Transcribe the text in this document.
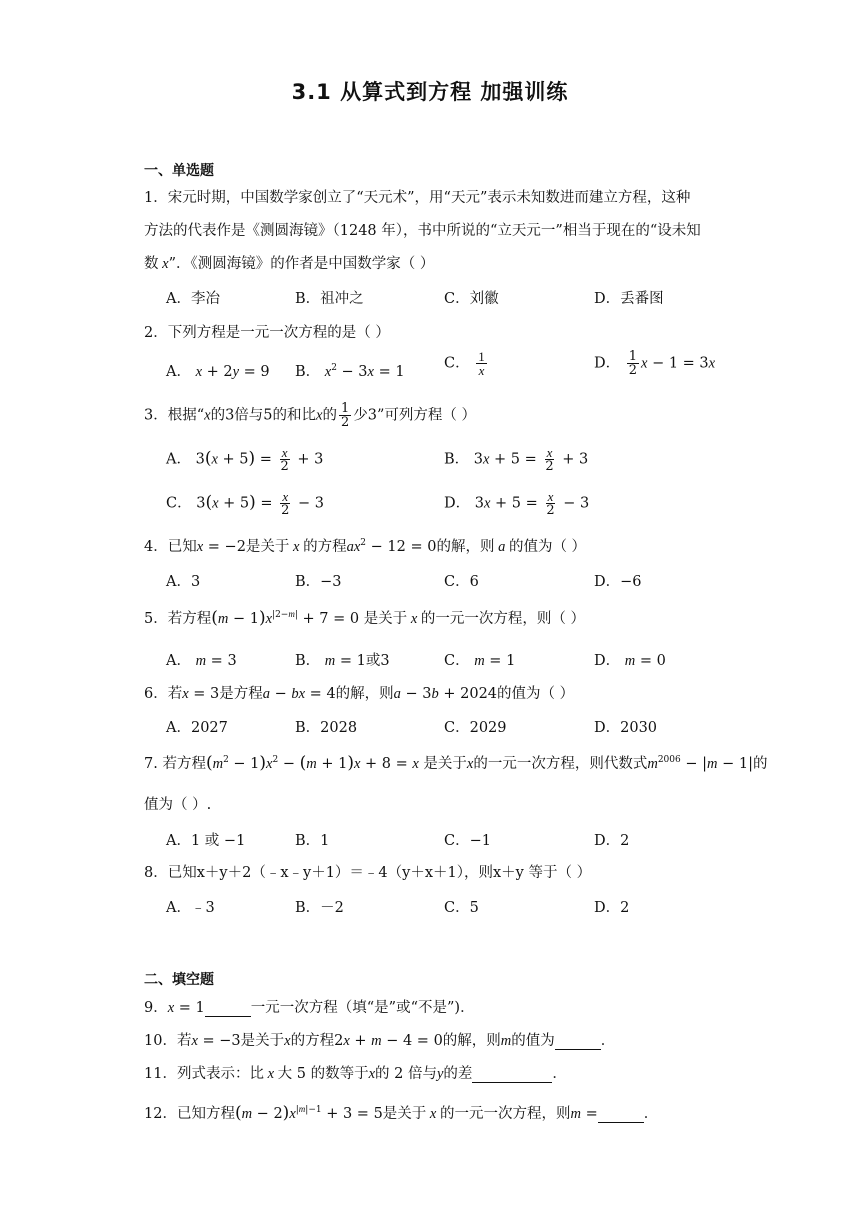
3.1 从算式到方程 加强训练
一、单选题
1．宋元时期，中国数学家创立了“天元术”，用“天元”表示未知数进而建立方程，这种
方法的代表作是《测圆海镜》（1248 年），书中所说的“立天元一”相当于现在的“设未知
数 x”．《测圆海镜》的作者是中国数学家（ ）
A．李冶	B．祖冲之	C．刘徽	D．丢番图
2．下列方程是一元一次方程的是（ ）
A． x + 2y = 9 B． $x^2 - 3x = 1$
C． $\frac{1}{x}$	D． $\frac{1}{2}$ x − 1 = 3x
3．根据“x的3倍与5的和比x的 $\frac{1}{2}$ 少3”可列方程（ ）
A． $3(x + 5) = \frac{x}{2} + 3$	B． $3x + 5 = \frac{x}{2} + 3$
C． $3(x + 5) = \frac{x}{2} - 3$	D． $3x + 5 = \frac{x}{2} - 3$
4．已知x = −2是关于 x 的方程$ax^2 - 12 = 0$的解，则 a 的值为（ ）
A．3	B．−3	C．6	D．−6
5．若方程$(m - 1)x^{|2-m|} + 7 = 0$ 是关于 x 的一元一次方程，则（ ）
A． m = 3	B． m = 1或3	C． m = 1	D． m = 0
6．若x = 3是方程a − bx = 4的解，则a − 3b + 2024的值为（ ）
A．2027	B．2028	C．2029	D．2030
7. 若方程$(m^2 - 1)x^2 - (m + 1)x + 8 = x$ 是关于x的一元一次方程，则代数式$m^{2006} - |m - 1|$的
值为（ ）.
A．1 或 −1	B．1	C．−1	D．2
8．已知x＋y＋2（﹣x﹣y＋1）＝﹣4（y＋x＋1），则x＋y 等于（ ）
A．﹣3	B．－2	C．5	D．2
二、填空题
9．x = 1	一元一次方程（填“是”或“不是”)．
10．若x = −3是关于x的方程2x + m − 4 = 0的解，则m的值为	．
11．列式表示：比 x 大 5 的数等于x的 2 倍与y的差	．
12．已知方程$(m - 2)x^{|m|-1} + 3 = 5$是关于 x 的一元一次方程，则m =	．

● ● ● ● ● ● ●

DIRECTIONS FOR THIS TASK
Copy all of the entries verbatim, leaving out any pictures they contain.

FINISHED EXERCISE
Transcribe the text in this document.
3.1 从算式到方程 加强训练
一、单选题
1．宋元时期，中国数学家创立了“天元术”，用“天元”表示未知数进而建立方程，这种
方法的代表作是《测圆海镜》（1248 年），书中所说的“立天元一”相当于现在的“设未知
数 x”．《测圆海镜》的作者是中国数学家（ ）
A．李冶	B．祖冲之	C．刘徽	D．丢番图
2．下列方程是一元一次方程的是（ ）
A． x + 2y = 9 B． $x^2 - 3x = 1$
C． $\frac{1}{x}$	D． $\frac{1}{2}$ x − 1 = 3x
3．根据“x的3倍与5的和比x的 $\frac{1}{2}$ 少3”可列方程（ ）
A． $3(x + 5) = \frac{x}{2} + 3$	B． $3x + 5 = \frac{x}{2} + 3$
C． $3(x + 5) = \frac{x}{2} - 3$	D． $3x + 5 = \frac{x}{2} - 3$
4．已知x = −2是关于 x 的方程$ax^2 - 12 = 0$的解，则 a 的值为（ ）
A．3	B．−3	C．6	D．−6
5．若方程$(m - 1)x^{|2-m|} + 7 = 0$ 是关于 x 的一元一次方程，则（ ）
A． m = 3	B． m = 1或3	C． m = 1	D． m = 0
6．若x = 3是方程a − bx = 4的解，则a − 3b + 2024的值为（ ）
A．2027	B．2028	C．2029	D．2030
7. 若方程$(m^2 - 1)x^2 - (m + 1)x + 8 = x$ 是关于x的一元一次方程，则代数式$m^{2006} - |m - 1|$的
值为（ ）.
A．1 或 −1	B．1	C．−1	D．2
8．已知x＋y＋2（﹣x﹣y＋1）＝﹣4（y＋x＋1），则x＋y 等于（ ）
A．﹣3	B．－2	C．5	D．2
二、填空题
9．x = 1	一元一次方程（填“是”或“不是”)．
10．若x = −3是关于x的方程2x + m − 4 = 0的解，则m的值为	．
11．列式表示：比 x 大 5 的数等于x的 2 倍与y的差	．
12．已知方程$(m - 2)x^{|m|-1} + 3 = 5$是关于 x 的一元一次方程，则m =	．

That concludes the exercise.